## Material shown
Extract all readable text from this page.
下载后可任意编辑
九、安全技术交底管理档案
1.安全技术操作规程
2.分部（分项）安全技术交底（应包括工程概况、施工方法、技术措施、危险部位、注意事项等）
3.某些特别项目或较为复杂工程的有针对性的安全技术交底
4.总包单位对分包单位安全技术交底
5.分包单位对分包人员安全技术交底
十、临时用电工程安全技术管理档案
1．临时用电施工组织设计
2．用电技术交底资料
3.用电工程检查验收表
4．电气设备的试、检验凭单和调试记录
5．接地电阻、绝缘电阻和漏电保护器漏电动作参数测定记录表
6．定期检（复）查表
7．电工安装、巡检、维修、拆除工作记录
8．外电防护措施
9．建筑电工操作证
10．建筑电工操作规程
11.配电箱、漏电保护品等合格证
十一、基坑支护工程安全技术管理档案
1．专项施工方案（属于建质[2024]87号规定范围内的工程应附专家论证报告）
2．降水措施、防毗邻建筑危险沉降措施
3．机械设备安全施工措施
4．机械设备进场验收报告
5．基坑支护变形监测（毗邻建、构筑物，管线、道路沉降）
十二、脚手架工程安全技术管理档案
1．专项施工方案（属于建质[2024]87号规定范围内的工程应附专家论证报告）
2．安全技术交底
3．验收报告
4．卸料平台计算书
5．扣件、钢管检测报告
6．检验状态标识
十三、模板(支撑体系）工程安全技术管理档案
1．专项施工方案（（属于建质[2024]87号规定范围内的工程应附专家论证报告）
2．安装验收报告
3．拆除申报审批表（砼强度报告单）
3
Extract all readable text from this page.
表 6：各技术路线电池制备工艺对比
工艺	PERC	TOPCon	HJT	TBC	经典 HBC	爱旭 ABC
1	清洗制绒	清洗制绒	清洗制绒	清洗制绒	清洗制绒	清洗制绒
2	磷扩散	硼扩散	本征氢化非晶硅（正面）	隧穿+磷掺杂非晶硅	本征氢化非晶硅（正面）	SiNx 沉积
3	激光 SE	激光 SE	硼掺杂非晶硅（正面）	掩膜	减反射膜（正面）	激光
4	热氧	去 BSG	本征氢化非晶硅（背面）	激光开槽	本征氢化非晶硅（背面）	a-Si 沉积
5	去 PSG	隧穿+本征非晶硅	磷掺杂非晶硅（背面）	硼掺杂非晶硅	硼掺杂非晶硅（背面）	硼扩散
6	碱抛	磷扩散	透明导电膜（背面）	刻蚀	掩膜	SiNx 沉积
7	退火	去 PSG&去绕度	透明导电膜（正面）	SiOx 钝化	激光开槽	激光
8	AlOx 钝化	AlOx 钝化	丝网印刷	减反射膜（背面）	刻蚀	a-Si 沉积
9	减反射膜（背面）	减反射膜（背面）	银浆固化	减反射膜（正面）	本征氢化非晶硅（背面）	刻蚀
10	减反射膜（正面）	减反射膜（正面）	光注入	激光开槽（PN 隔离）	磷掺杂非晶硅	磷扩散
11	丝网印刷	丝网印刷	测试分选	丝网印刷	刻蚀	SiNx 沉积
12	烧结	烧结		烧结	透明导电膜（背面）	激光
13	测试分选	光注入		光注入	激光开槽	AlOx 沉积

## Exercise
Retype the whole listing above exactly.

## Answer to this task
Extract all readable text from this page.
下载后可任意编辑
九、安全技术交底管理档案
1.安全技术操作规程
2.分部（分项）安全技术交底（应包括工程概况、施工方法、技术措施、危险部位、注意事项等）
3.某些特别项目或较为复杂工程的有针对性的安全技术交底
4.总包单位对分包单位安全技术交底
5.分包单位对分包人员安全技术交底
十、临时用电工程安全技术管理档案
1．临时用电施工组织设计
2．用电技术交底资料
3.用电工程检查验收表
4．电气设备的试、检验凭单和调试记录
5．接地电阻、绝缘电阻和漏电保护器漏电动作参数测定记录表
6．定期检（复）查表
7．电工安装、巡检、维修、拆除工作记录
8．外电防护措施
9．建筑电工操作证
10．建筑电工操作规程
11.配电箱、漏电保护品等合格证
十一、基坑支护工程安全技术管理档案
1．专项施工方案（属于建质[2024]87号规定范围内的工程应附专家论证报告）
2．降水措施、防毗邻建筑危险沉降措施
3．机械设备安全施工措施
4．机械设备进场验收报告
5．基坑支护变形监测（毗邻建、构筑物，管线、道路沉降）
十二、脚手架工程安全技术管理档案
1．专项施工方案（属于建质[2024]87号规定范围内的工程应附专家论证报告）
2．安全技术交底
3．验收报告
4．卸料平台计算书
5．扣件、钢管检测报告
6．检验状态标识
十三、模板(支撑体系）工程安全技术管理档案
1．专项施工方案（（属于建质[2024]87号规定范围内的工程应附专家论证报告）
2．安装验收报告
3．拆除申报审批表（砼强度报告单）
3
Extract all readable text from this page.
表 6：各技术路线电池制备工艺对比
工艺	PERC	TOPCon	HJT	TBC	经典 HBC	爱旭 ABC
1	清洗制绒	清洗制绒	清洗制绒	清洗制绒	清洗制绒	清洗制绒
2	磷扩散	硼扩散	本征氢化非晶硅（正面）	隧穿+磷掺杂非晶硅	本征氢化非晶硅（正面）	SiNx 沉积
3	激光 SE	激光 SE	硼掺杂非晶硅（正面）	掩膜	减反射膜（正面）	激光
4	热氧	去 BSG	本征氢化非晶硅（背面）	激光开槽	本征氢化非晶硅（背面）	a-Si 沉积
5	去 PSG	隧穿+本征非晶硅	磷掺杂非晶硅（背面）	硼掺杂非晶硅	硼掺杂非晶硅（背面）	硼扩散
6	碱抛	磷扩散	透明导电膜（背面）	刻蚀	掩膜	SiNx 沉积
7	退火	去 PSG&去绕度	透明导电膜（正面）	SiOx 钝化	激光开槽	激光
8	AlOx 钝化	AlOx 钝化	丝网印刷	减反射膜（背面）	刻蚀	a-Si 沉积
9	减反射膜（背面）	减反射膜（背面）	银浆固化	减反射膜（正面）	本征氢化非晶硅（背面）	刻蚀
10	减反射膜（正面）	减反射膜（正面）	光注入	激光开槽（PN 隔离）	磷掺杂非晶硅	磷扩散
11	丝网印刷	丝网印刷	测试分选	丝网印刷	刻蚀	SiNx 沉积
12	烧结	烧结		烧结	透明导电膜（背面）	激光
13	测试分选	光注入		光注入	激光开槽	AlOx 沉积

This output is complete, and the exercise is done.